*TASK REQUIREMENTS:*
Below are some entries; can you quote all of them exactly?

■ ■ ■ ■

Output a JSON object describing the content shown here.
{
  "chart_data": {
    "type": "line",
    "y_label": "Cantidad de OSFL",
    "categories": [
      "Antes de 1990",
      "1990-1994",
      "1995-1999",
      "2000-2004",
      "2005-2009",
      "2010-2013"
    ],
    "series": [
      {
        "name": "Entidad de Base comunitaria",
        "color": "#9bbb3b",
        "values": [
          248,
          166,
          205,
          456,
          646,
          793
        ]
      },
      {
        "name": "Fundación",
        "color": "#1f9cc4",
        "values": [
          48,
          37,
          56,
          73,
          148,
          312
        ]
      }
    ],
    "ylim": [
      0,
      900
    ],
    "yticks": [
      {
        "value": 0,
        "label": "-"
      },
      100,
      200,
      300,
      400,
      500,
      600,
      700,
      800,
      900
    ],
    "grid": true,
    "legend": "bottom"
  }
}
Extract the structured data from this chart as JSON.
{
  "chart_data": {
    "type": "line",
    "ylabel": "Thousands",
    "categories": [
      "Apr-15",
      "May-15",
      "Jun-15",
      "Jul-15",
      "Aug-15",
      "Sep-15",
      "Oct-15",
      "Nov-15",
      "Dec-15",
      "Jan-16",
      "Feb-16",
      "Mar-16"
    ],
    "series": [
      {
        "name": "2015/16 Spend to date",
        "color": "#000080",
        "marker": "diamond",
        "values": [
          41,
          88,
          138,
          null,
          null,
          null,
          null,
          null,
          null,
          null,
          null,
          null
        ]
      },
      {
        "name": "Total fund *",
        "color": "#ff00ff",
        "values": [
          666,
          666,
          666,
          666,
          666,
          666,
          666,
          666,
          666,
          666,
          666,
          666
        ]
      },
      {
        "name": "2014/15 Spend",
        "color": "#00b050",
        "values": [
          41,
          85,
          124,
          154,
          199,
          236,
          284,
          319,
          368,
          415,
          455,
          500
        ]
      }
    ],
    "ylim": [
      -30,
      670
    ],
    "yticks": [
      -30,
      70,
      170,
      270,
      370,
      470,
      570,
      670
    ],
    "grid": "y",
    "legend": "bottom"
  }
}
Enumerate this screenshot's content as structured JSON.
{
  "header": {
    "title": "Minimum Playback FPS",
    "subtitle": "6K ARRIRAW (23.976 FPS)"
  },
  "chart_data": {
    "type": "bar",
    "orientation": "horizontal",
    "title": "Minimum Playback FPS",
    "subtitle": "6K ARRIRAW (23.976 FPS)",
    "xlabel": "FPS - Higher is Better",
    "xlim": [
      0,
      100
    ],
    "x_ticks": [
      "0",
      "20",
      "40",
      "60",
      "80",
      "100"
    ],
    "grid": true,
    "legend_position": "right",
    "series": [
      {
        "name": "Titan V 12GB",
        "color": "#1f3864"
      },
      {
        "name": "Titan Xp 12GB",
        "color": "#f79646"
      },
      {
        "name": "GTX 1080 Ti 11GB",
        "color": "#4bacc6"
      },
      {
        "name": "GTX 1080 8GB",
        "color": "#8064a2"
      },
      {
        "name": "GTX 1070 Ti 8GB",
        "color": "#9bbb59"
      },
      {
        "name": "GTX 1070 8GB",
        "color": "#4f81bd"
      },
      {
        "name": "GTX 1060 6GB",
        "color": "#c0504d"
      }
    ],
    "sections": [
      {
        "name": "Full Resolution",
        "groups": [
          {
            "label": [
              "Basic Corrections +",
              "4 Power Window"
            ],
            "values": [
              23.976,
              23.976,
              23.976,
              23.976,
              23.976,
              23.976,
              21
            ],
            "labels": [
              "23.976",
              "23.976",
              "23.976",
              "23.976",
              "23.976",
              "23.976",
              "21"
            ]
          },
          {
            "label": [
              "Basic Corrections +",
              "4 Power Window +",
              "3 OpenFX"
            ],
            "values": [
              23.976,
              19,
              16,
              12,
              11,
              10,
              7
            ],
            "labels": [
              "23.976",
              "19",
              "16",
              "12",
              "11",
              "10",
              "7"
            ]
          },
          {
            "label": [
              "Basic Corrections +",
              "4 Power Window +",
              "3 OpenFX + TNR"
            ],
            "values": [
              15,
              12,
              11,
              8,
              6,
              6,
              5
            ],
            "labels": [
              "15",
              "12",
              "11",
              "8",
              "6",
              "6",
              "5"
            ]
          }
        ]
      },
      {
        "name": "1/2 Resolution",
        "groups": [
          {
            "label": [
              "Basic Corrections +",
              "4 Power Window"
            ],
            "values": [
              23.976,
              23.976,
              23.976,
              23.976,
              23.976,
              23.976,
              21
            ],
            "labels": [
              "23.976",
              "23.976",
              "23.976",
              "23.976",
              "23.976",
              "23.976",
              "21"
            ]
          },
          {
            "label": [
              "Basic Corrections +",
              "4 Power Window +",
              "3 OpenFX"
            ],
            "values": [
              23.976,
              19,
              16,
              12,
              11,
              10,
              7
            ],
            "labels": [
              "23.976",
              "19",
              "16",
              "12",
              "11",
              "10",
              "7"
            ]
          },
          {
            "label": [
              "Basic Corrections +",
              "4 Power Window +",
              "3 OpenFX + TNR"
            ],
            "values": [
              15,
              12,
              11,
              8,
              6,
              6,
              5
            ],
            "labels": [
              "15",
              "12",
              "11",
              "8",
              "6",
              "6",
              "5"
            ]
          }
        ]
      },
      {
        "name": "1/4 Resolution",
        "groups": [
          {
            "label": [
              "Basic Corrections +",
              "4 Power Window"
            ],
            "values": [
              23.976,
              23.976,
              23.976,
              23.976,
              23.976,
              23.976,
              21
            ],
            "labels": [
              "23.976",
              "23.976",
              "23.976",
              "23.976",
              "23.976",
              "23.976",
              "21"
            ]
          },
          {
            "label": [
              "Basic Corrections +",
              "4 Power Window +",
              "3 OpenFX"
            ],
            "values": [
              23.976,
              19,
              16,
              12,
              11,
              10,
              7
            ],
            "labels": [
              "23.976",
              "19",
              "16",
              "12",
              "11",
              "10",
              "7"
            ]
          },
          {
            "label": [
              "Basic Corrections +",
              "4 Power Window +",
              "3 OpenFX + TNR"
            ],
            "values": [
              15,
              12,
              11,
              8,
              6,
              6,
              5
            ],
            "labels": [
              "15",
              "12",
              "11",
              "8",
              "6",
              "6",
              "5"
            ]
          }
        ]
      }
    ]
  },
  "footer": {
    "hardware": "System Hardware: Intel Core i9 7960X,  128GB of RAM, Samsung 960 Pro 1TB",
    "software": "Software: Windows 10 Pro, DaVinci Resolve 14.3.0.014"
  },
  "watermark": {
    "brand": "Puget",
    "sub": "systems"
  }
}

■ ■ ■ ■

*WRITTEN ANSWER:*
Output a JSON object describing the content shown here.
{
  "chart_data": {
    "type": "line",
    "y_label": "Cantidad de OSFL",
    "categories": [
      "Antes de 1990",
      "1990-1994",
      "1995-1999",
      "2000-2004",
      "2005-2009",
      "2010-2013"
    ],
    "series": [
      {
        "name": "Entidad de Base comunitaria",
        "color": "#9bbb3b",
        "values": [
          248,
          166,
          205,
          456,
          646,
          793
        ]
      },
      {
        "name": "Fundación",
        "color": "#1f9cc4",
        "values": [
          48,
          37,
          56,
          73,
          148,
          312
        ]
      }
    ],
    "ylim": [
      0,
      900
    ],
    "yticks": [
      {
        "value": 0,
        "label": "-"
      },
      100,
      200,
      300,
      400,
      500,
      600,
      700,
      800,
      900
    ],
    "grid": true,
    "legend": "bottom"
  }
}
Extract the structured data from this chart as JSON.
{
  "chart_data": {
    "type": "line",
    "ylabel": "Thousands",
    "categories": [
      "Apr-15",
      "May-15",
      "Jun-15",
      "Jul-15",
      "Aug-15",
      "Sep-15",
      "Oct-15",
      "Nov-15",
      "Dec-15",
      "Jan-16",
      "Feb-16",
      "Mar-16"
    ],
    "series": [
      {
        "name": "2015/16 Spend to date",
        "color": "#000080",
        "marker": "diamond",
        "values": [
          41,
          88,
          138,
          null,
          null,
          null,
          null,
          null,
          null,
          null,
          null,
          null
        ]
      },
      {
        "name": "Total fund *",
        "color": "#ff00ff",
        "values": [
          666,
          666,
          666,
          666,
          666,
          666,
          666,
          666,
          666,
          666,
          666,
          666
        ]
      },
      {
        "name": "2014/15 Spend",
        "color": "#00b050",
        "values": [
          41,
          85,
          124,
          154,
          199,
          236,
          284,
          319,
          368,
          415,
          455,
          500
        ]
      }
    ],
    "ylim": [
      -30,
      670
    ],
    "yticks": [
      -30,
      70,
      170,
      270,
      370,
      470,
      570,
      670
    ],
    "grid": "y",
    "legend": "bottom"
  }
}
Enumerate this screenshot's content as structured JSON.
{
  "header": {
    "title": "Minimum Playback FPS",
    "subtitle": "6K ARRIRAW (23.976 FPS)"
  },
  "chart_data": {
    "type": "bar",
    "orientation": "horizontal",
    "title": "Minimum Playback FPS",
    "subtitle": "6K ARRIRAW (23.976 FPS)",
    "xlabel": "FPS - Higher is Better",
    "xlim": [
      0,
      100
    ],
    "x_ticks": [
      "0",
      "20",
      "40",
      "60",
      "80",
      "100"
    ],
    "grid": true,
    "legend_position": "right",
    "series": [
      {
        "name": "Titan V 12GB",
        "color": "#1f3864"
      },
      {
        "name": "Titan Xp 12GB",
        "color": "#f79646"
      },
      {
        "name": "GTX 1080 Ti 11GB",
        "color": "#4bacc6"
      },
      {
        "name": "GTX 1080 8GB",
        "color": "#8064a2"
      },
      {
        "name": "GTX 1070 Ti 8GB",
        "color": "#9bbb59"
      },
      {
        "name": "GTX 1070 8GB",
        "color": "#4f81bd"
      },
      {
        "name": "GTX 1060 6GB",
        "color": "#c0504d"
      }
    ],
    "sections": [
      {
        "name": "Full Resolution",
        "groups": [
          {
            "label": [
              "Basic Corrections +",
              "4 Power Window"
            ],
            "values": [
              23.976,
              23.976,
              23.976,
              23.976,
              23.976,
              23.976,
              21
            ],
            "labels": [
              "23.976",
              "23.976",
              "23.976",
              "23.976",
              "23.976",
              "23.976",
              "21"
            ]
          },
          {
            "label": [
              "Basic Corrections +",
              "4 Power Window +",
              "3 OpenFX"
            ],
            "values": [
              23.976,
              19,
              16,
              12,
              11,
              10,
              7
            ],
            "labels": [
              "23.976",
              "19",
              "16",
              "12",
              "11",
              "10",
              "7"
            ]
          },
          {
            "label": [
              "Basic Corrections +",
              "4 Power Window +",
              "3 OpenFX + TNR"
            ],
            "values": [
              15,
              12,
              11,
              8,
              6,
              6,
              5
            ],
            "labels": [
              "15",
              "12",
              "11",
              "8",
              "6",
              "6",
              "5"
            ]
          }
        ]
      },
      {
        "name": "1/2 Resolution",
        "groups": [
          {
            "label": [
              "Basic Corrections +",
              "4 Power Window"
            ],
            "values": [
              23.976,
              23.976,
              23.976,
              23.976,
              23.976,
              23.976,
              21
            ],
            "labels": [
              "23.976",
              "23.976",
              "23.976",
              "23.976",
              "23.976",
              "23.976",
              "21"
            ]
          },
          {
            "label": [
              "Basic Corrections +",
              "4 Power Window +",
              "3 OpenFX"
            ],
            "values": [
              23.976,
              19,
              16,
              12,
              11,
              10,
              7
            ],
            "labels": [
              "23.976",
              "19",
              "16",
              "12",
              "11",
              "10",
              "7"
            ]
          },
          {
            "label": [
              "Basic Corrections +",
              "4 Power Window +",
              "3 OpenFX + TNR"
            ],
            "values": [
              15,
              12,
              11,
              8,
              6,
              6,
              5
            ],
            "labels": [
              "15",
              "12",
              "11",
              "8",
              "6",
              "6",
              "5"
            ]
          }
        ]
      },
      {
        "name": "1/4 Resolution",
        "groups": [
          {
            "label": [
              "Basic Corrections +",
              "4 Power Window"
            ],
            "values": [
              23.976,
              23.976,
              23.976,
              23.976,
              23.976,
              23.976,
              21
            ],
            "labels": [
              "23.976",
              "23.976",
              "23.976",
              "23.976",
              "23.976",
              "23.976",
              "21"
            ]
          },
          {
            "label": [
              "Basic Corrections +",
              "4 Power Window +",
              "3 OpenFX"
            ],
            "values": [
              23.976,
              19,
              16,
              12,
              11,
              10,
              7
            ],
            "labels": [
              "23.976",
              "19",
              "16",
              "12",
              "11",
              "10",
              "7"
            ]
          },
          {
            "label": [
              "Basic Corrections +",
              "4 Power Window +",
              "3 OpenFX + TNR"
            ],
            "values": [
              15,
              12,
              11,
              8,
              6,
              6,
              5
            ],
            "labels": [
              "15",
              "12",
              "11",
              "8",
              "6",
              "6",
              "5"
            ]
          }
        ]
      }
    ]
  },
  "footer": {
    "hardware": "System Hardware: Intel Core i9 7960X,  128GB of RAM, Samsung 960 Pro 1TB",
    "software": "Software: Windows 10 Pro, DaVinci Resolve 14.3.0.014"
  },
  "watermark": {
    "brand": "Puget",
    "sub": "systems"
  }
}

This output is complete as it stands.